Record extracts:

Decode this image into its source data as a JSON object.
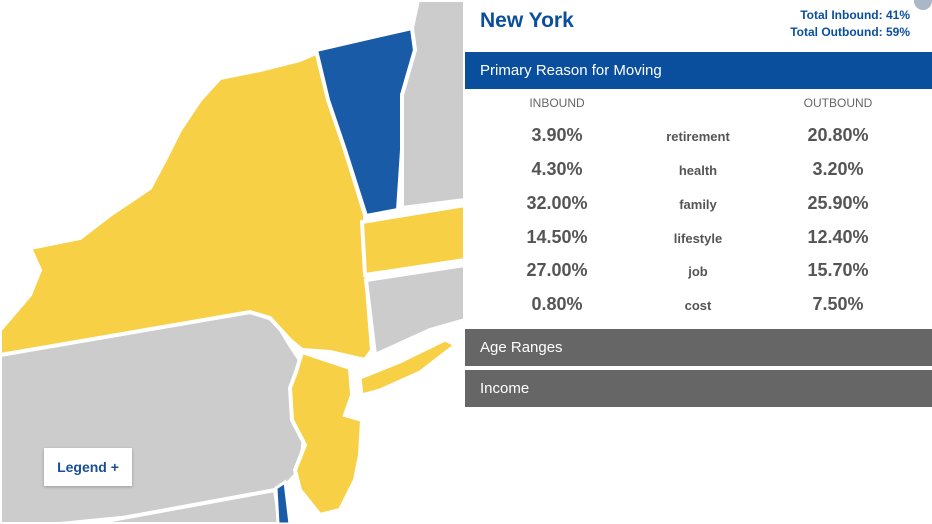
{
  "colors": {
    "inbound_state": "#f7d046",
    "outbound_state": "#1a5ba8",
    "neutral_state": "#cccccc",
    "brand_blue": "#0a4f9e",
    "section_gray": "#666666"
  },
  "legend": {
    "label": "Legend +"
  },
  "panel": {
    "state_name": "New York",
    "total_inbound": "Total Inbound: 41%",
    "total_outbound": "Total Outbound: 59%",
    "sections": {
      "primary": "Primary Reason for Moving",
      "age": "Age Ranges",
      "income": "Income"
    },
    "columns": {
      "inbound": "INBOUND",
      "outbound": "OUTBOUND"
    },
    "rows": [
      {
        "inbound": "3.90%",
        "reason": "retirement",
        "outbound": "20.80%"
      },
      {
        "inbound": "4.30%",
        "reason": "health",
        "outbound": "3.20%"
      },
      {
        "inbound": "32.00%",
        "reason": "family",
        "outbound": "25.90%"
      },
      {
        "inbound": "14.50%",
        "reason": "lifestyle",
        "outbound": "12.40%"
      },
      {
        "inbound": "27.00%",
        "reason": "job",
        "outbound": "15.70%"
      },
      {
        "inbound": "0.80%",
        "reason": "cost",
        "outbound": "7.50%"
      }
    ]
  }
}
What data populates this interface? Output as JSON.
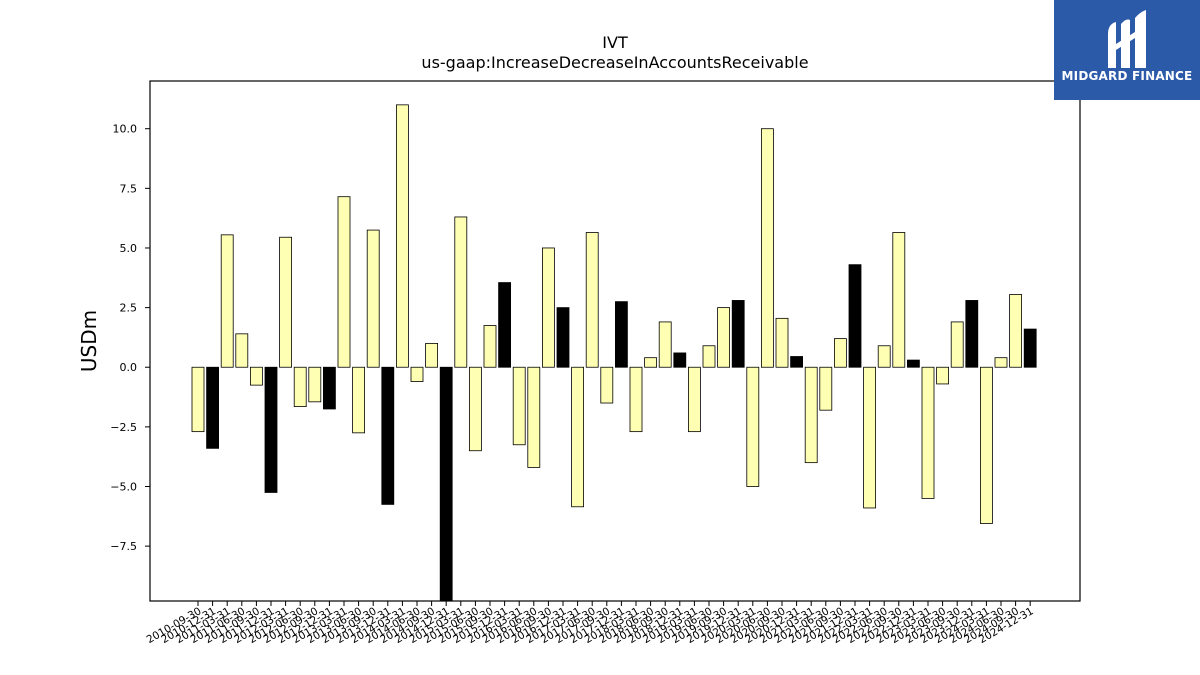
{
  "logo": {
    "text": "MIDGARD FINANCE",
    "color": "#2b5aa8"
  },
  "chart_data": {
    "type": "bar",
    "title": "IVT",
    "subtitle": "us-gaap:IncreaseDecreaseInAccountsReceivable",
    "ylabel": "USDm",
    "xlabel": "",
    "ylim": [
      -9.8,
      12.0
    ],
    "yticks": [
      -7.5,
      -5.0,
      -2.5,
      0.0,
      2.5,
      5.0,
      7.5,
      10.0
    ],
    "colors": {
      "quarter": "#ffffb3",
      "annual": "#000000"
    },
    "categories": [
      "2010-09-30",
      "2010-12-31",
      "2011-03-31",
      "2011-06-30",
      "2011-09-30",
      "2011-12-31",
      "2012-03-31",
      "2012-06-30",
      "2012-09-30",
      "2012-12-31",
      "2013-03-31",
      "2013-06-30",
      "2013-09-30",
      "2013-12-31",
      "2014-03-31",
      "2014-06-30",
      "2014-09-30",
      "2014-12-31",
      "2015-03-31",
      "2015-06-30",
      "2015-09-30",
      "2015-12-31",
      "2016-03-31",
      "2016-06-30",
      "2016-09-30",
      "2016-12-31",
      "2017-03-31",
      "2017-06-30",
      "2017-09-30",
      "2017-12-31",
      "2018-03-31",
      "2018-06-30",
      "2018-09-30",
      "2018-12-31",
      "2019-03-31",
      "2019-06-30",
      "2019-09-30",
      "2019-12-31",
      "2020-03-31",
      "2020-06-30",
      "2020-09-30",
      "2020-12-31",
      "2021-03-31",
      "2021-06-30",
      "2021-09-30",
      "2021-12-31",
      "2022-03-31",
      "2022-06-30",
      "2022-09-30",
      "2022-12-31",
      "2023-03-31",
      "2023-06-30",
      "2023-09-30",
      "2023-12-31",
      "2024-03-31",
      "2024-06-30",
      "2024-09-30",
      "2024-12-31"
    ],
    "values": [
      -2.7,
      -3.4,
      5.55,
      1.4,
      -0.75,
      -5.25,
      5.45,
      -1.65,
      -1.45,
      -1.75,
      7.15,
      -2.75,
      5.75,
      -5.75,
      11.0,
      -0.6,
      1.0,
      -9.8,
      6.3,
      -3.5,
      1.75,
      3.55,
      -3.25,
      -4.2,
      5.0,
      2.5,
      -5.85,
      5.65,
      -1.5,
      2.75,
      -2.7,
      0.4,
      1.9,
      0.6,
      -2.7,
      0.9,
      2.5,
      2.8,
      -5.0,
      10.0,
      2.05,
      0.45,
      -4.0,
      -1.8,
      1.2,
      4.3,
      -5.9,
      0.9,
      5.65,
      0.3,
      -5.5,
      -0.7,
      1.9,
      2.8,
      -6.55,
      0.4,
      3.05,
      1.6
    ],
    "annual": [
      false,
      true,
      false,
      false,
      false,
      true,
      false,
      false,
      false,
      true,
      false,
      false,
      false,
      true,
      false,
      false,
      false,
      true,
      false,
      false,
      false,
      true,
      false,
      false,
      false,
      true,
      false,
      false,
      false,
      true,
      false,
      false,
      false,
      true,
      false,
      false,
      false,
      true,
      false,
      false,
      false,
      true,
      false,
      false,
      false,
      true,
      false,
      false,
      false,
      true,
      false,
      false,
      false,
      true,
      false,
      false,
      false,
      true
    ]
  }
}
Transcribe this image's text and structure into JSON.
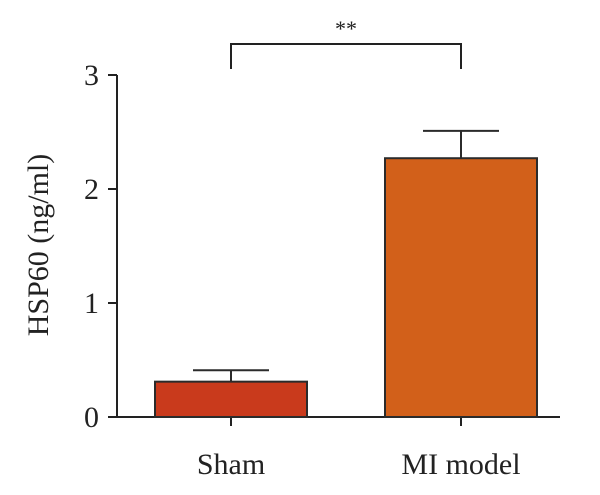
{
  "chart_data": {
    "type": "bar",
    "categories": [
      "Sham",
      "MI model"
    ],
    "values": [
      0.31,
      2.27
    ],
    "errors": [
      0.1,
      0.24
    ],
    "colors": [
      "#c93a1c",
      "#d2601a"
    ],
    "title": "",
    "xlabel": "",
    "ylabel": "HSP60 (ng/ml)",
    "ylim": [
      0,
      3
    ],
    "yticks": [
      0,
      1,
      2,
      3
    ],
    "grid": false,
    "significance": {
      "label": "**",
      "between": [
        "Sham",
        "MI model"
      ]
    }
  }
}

What you should do: Copy each line above precisely, dropping the pictures.

Response to this exercise:
Decode this image into its source data as a JSON object.
{
  "colors": {
    "inbound_state": "#f7d046",
    "outbound_state": "#1a5ba8",
    "neutral_state": "#cccccc",
    "brand_blue": "#0a4f9e",
    "section_gray": "#666666"
  },
  "legend": {
    "label": "Legend +"
  },
  "panel": {
    "state_name": "New York",
    "total_inbound": "Total Inbound: 41%",
    "total_outbound": "Total Outbound: 59%",
    "sections": {
      "primary": "Primary Reason for Moving",
      "age": "Age Ranges",
      "income": "Income"
    },
    "columns": {
      "inbound": "INBOUND",
      "outbound": "OUTBOUND"
    },
    "rows": [
      {
        "inbound": "3.90%",
        "reason": "retirement",
        "outbound": "20.80%"
      },
      {
        "inbound": "4.30%",
        "reason": "health",
        "outbound": "3.20%"
      },
      {
        "inbound": "32.00%",
        "reason": "family",
        "outbound": "25.90%"
      },
      {
        "inbound": "14.50%",
        "reason": "lifestyle",
        "outbound": "12.40%"
      },
      {
        "inbound": "27.00%",
        "reason": "job",
        "outbound": "15.70%"
      },
      {
        "inbound": "0.80%",
        "reason": "cost",
        "outbound": "7.50%"
      }
    ]
  }
}
What data populates this interface? Output as JSON.
{
  "logo": {
    "text": "MIDGARD FINANCE",
    "color": "#2b5aa8"
  },
  "chart_data": {
    "type": "bar",
    "title": "IVT",
    "subtitle": "us-gaap:IncreaseDecreaseInAccountsReceivable",
    "ylabel": "USDm",
    "xlabel": "",
    "ylim": [
      -9.8,
      12.0
    ],
    "yticks": [
      -7.5,
      -5.0,
      -2.5,
      0.0,
      2.5,
      5.0,
      7.5,
      10.0
    ],
    "colors": {
      "quarter": "#ffffb3",
      "annual": "#000000"
    },
    "categories": [
      "2010-09-30",
      "2010-12-31",
      "2011-03-31",
      "2011-06-30",
      "2011-09-30",
      "2011-12-31",
      "2012-03-31",
      "2012-06-30",
      "2012-09-30",
      "2012-12-31",
      "2013-03-31",
      "2013-06-30",
      "2013-09-30",
      "2013-12-31",
      "2014-03-31",
      "2014-06-30",
      "2014-09-30",
      "2014-12-31",
      "2015-03-31",
      "2015-06-30",
      "2015-09-30",
      "2015-12-31",
      "2016-03-31",
      "2016-06-30",
      "2016-09-30",
      "2016-12-31",
      "2017-03-31",
      "2017-06-30",
      "2017-09-30",
      "2017-12-31",
      "2018-03-31",
      "2018-06-30",
      "2018-09-30",
      "2018-12-31",
      "2019-03-31",
      "2019-06-30",
      "2019-09-30",
      "2019-12-31",
      "2020-03-31",
      "2020-06-30",
      "2020-09-30",
      "2020-12-31",
      "2021-03-31",
      "2021-06-30",
      "2021-09-30",
      "2021-12-31",
      "2022-03-31",
      "2022-06-30",
      "2022-09-30",
      "2022-12-31",
      "2023-03-31",
      "2023-06-30",
      "2023-09-30",
      "2023-12-31",
      "2024-03-31",
      "2024-06-30",
      "2024-09-30",
      "2024-12-31"
    ],
    "values": [
      -2.7,
      -3.4,
      5.55,
      1.4,
      -0.75,
      -5.25,
      5.45,
      -1.65,
      -1.45,
      -1.75,
      7.15,
      -2.75,
      5.75,
      -5.75,
      11.0,
      -0.6,
      1.0,
      -9.8,
      6.3,
      -3.5,
      1.75,
      3.55,
      -3.25,
      -4.2,
      5.0,
      2.5,
      -5.85,
      5.65,
      -1.5,
      2.75,
      -2.7,
      0.4,
      1.9,
      0.6,
      -2.7,
      0.9,
      2.5,
      2.8,
      -5.0,
      10.0,
      2.05,
      0.45,
      -4.0,
      -1.8,
      1.2,
      4.3,
      -5.9,
      0.9,
      5.65,
      0.3,
      -5.5,
      -0.7,
      1.9,
      2.8,
      -6.55,
      0.4,
      3.05,
      1.6
    ],
    "annual": [
      false,
      true,
      false,
      false,
      false,
      true,
      false,
      false,
      false,
      true,
      false,
      false,
      false,
      true,
      false,
      false,
      false,
      true,
      false,
      false,
      false,
      true,
      false,
      false,
      false,
      true,
      false,
      false,
      false,
      true,
      false,
      false,
      false,
      true,
      false,
      false,
      false,
      true,
      false,
      false,
      false,
      true,
      false,
      false,
      false,
      true,
      false,
      false,
      false,
      true,
      false,
      false,
      false,
      true,
      false,
      false,
      false,
      true
    ]
  }
}
Transcribe this image's text and structure into JSON.
{
  "chart_data": {
    "type": "bar",
    "categories": [
      "Sham",
      "MI model"
    ],
    "values": [
      0.31,
      2.27
    ],
    "errors": [
      0.1,
      0.24
    ],
    "colors": [
      "#c93a1c",
      "#d2601a"
    ],
    "title": "",
    "xlabel": "",
    "ylabel": "HSP60 (ng/ml)",
    "ylim": [
      0,
      3
    ],
    "yticks": [
      0,
      1,
      2,
      3
    ],
    "grid": false,
    "significance": {
      "label": "**",
      "between": [
        "Sham",
        "MI model"
      ]
    }
  }
}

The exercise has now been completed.